Work required —
Set down each record below precisely, skipping the pictures.

Dataset content —
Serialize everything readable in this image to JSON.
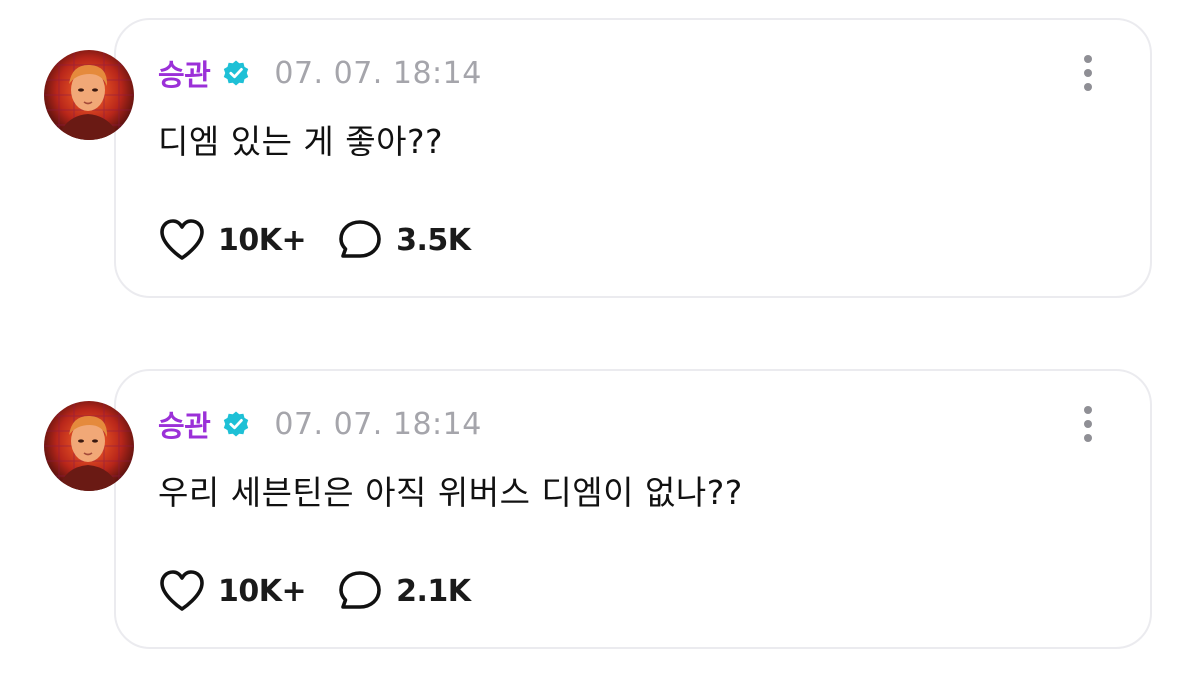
{
  "posts": [
    {
      "author": "승관",
      "timestamp": "07. 07. 18:14",
      "text": "디엠 있는 게 좋아??",
      "likes": "10K+",
      "comments": "3.5K"
    },
    {
      "author": "승관",
      "timestamp": "07. 07. 18:14",
      "text": "우리 세븐틴은 아직 위버스 디엠이 없나??",
      "likes": "10K+",
      "comments": "2.1K"
    }
  ],
  "icons": {
    "verified": "verified-badge-icon",
    "more": "more-vertical-icon",
    "like": "heart-icon",
    "comment": "comment-bubble-icon"
  },
  "colors": {
    "author": "#9b30d8",
    "verified": "#1ec0d6",
    "timestamp": "#a5a5ab",
    "card_border": "#ebebef"
  }
}
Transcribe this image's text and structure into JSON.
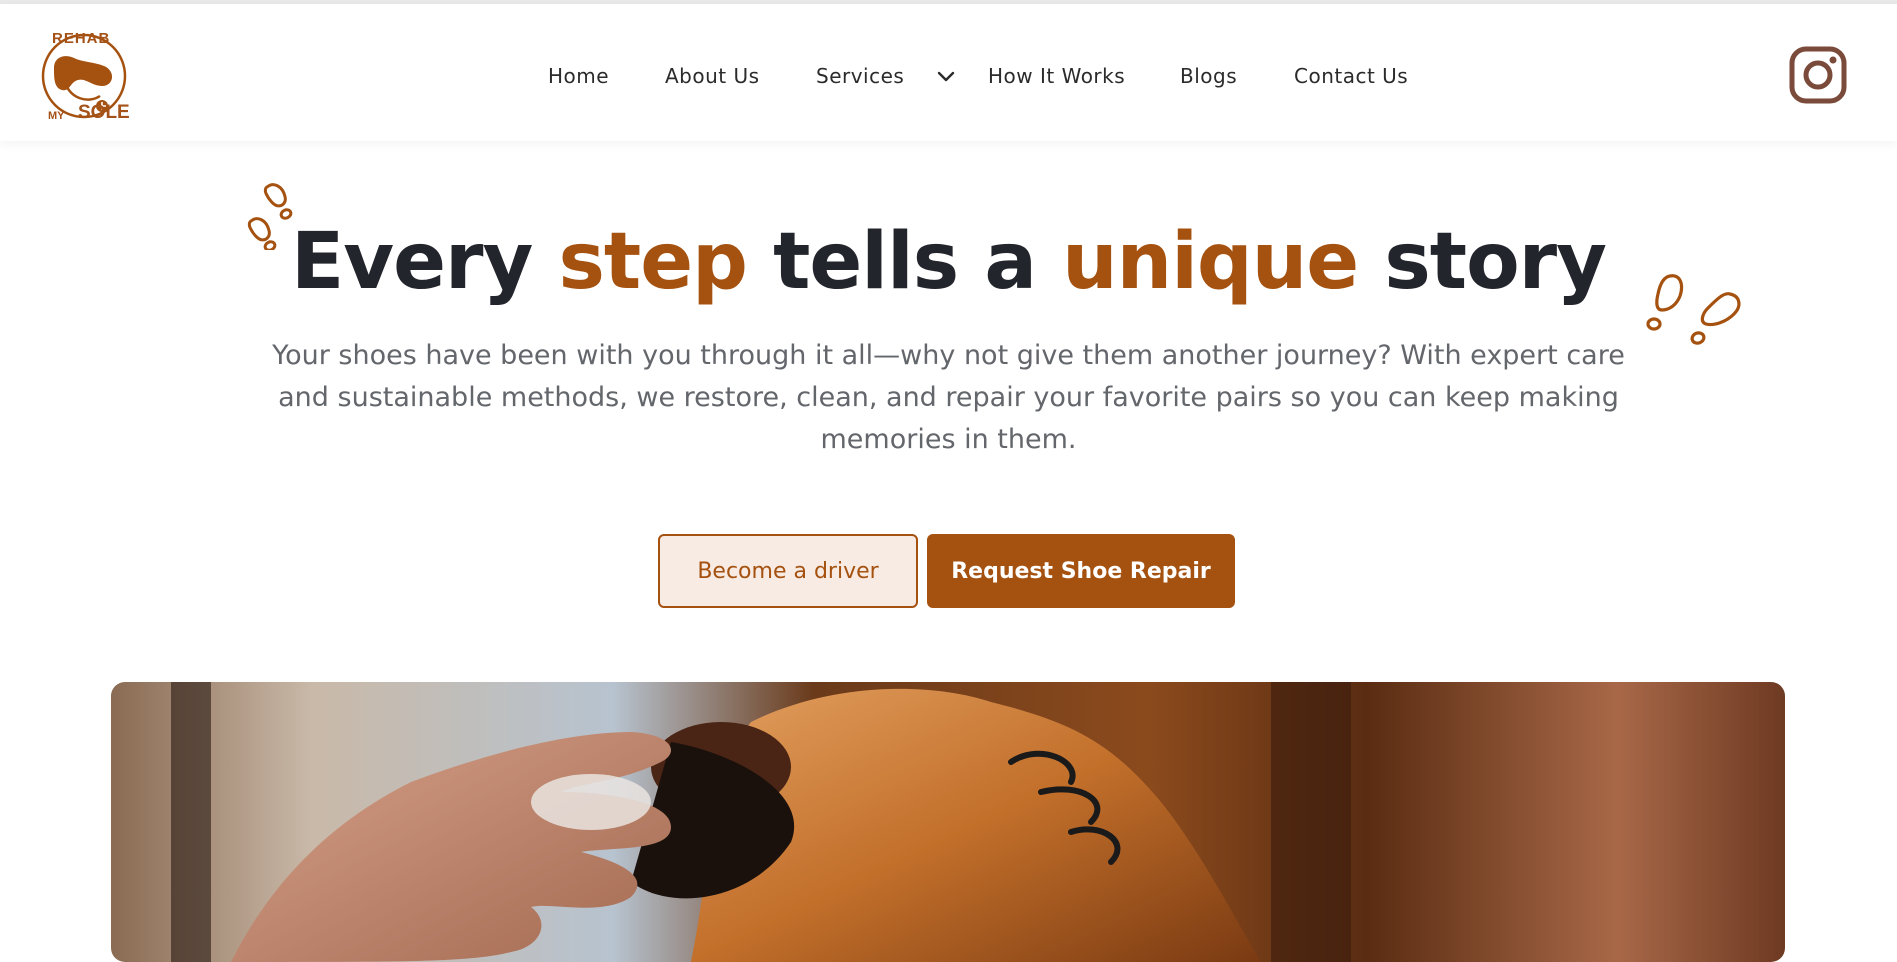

Response below —
Serialize everything readable in this image to JSON.
{
  "posts": [
    {
      "author": "승관",
      "timestamp": "07. 07. 18:14",
      "text": "디엠 있는 게 좋아??",
      "likes": "10K+",
      "comments": "3.5K"
    },
    {
      "author": "승관",
      "timestamp": "07. 07. 18:14",
      "text": "우리 세븐틴은 아직 위버스 디엠이 없나??",
      "likes": "10K+",
      "comments": "2.1K"
    }
  ],
  "icons": {
    "verified": "verified-badge-icon",
    "more": "more-vertical-icon",
    "like": "heart-icon",
    "comment": "comment-bubble-icon"
  },
  "colors": {
    "author": "#9b30d8",
    "verified": "#1ec0d6",
    "timestamp": "#a5a5ab",
    "card_border": "#ebebef"
  }
}
Transcribe this image's text and structure into JSON.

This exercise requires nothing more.